Listing -
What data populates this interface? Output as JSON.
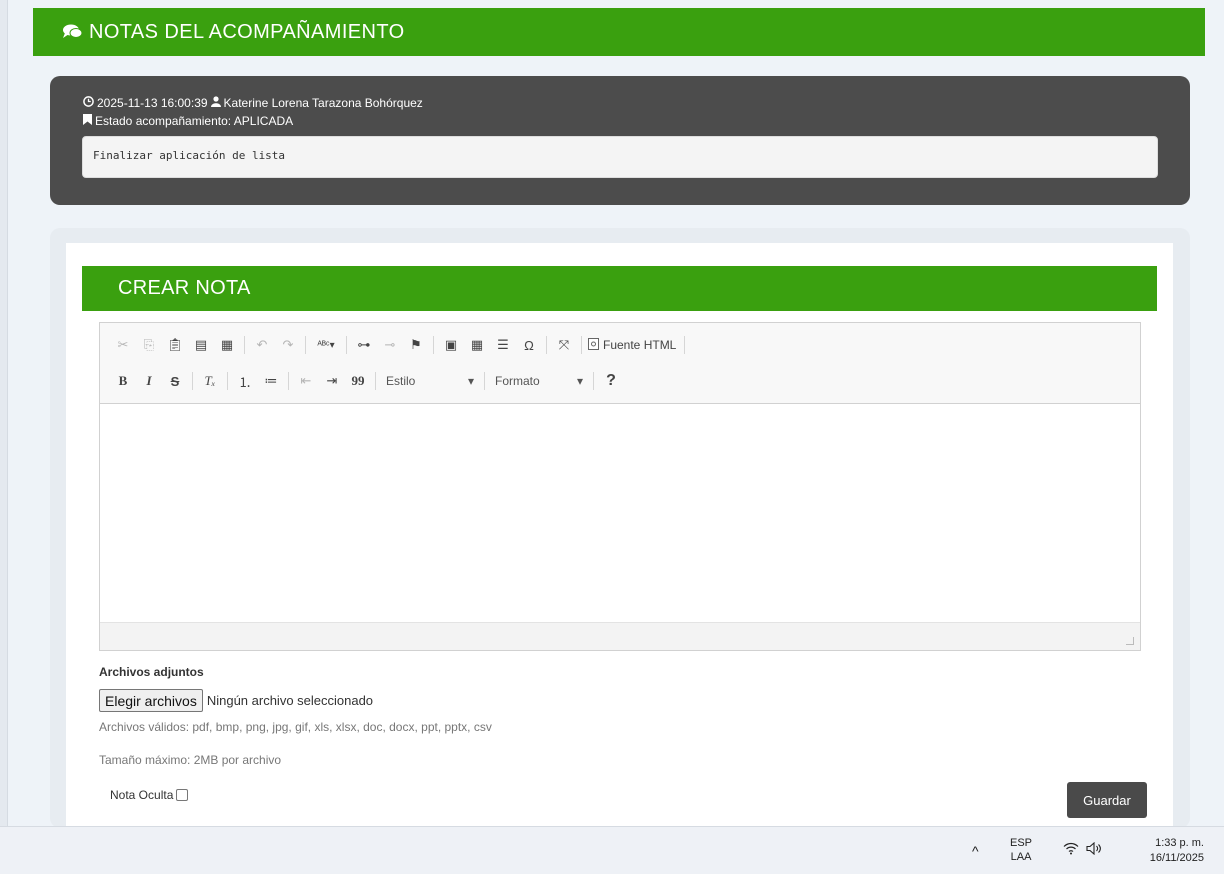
{
  "header": {
    "title": "NOTAS DEL ACOMPAÑAMIENTO",
    "icon": "comments-icon"
  },
  "note": {
    "timestamp": "2025-11-13 16:00:39",
    "author": "Katerine Lorena Tarazona Bohórquez",
    "status": "Estado acompañamiento: APLICADA",
    "body": "Finalizar aplicación de lista"
  },
  "create": {
    "title": "CREAR NOTA",
    "toolbar": {
      "source_label": "Fuente HTML",
      "style_label": "Estilo",
      "format_label": "Formato",
      "help_label": "?",
      "bold": "B",
      "italic": "I",
      "strike": "S",
      "quote": "99",
      "special_char": "Ω"
    },
    "attachments_label": "Archivos adjuntos",
    "choose_button": "Elegir archivos",
    "no_file": "Ningún archivo seleccionado",
    "valid_files": "Archivos válidos: pdf, bmp, png, jpg, gif, xls, xlsx, doc, docx, ppt, pptx, csv",
    "max_size": "Tamaño máximo: 2MB por archivo",
    "hidden_note_label": "Nota Oculta",
    "save_button": "Guardar"
  },
  "taskbar": {
    "chevron": "^",
    "lang_top": "ESP",
    "lang_bottom": "LAA",
    "time": "1:33 p. m.",
    "date": "16/11/2025"
  },
  "colors": {
    "green": "#3aa00f",
    "dark_card": "#4c4c4c",
    "save_button": "#4a4a4a"
  }
}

Problem requirements - Leave out the pictures and output the rest of the material exactly as written.

Solution for this problem -
What data populates this interface? Output as JSON.
{
  "header": {
    "title": "NOTAS DEL ACOMPAÑAMIENTO",
    "icon": "comments-icon"
  },
  "note": {
    "timestamp": "2025-11-13 16:00:39",
    "author": "Katerine Lorena Tarazona Bohórquez",
    "status": "Estado acompañamiento: APLICADA",
    "body": "Finalizar aplicación de lista"
  },
  "create": {
    "title": "CREAR NOTA",
    "toolbar": {
      "source_label": "Fuente HTML",
      "style_label": "Estilo",
      "format_label": "Formato",
      "help_label": "?",
      "bold": "B",
      "italic": "I",
      "strike": "S",
      "quote": "99",
      "special_char": "Ω"
    },
    "attachments_label": "Archivos adjuntos",
    "choose_button": "Elegir archivos",
    "no_file": "Ningún archivo seleccionado",
    "valid_files": "Archivos válidos: pdf, bmp, png, jpg, gif, xls, xlsx, doc, docx, ppt, pptx, csv",
    "max_size": "Tamaño máximo: 2MB por archivo",
    "hidden_note_label": "Nota Oculta",
    "save_button": "Guardar"
  },
  "taskbar": {
    "chevron": "^",
    "lang_top": "ESP",
    "lang_bottom": "LAA",
    "time": "1:33 p. m.",
    "date": "16/11/2025"
  },
  "colors": {
    "green": "#3aa00f",
    "dark_card": "#4c4c4c",
    "save_button": "#4a4a4a"
  }
}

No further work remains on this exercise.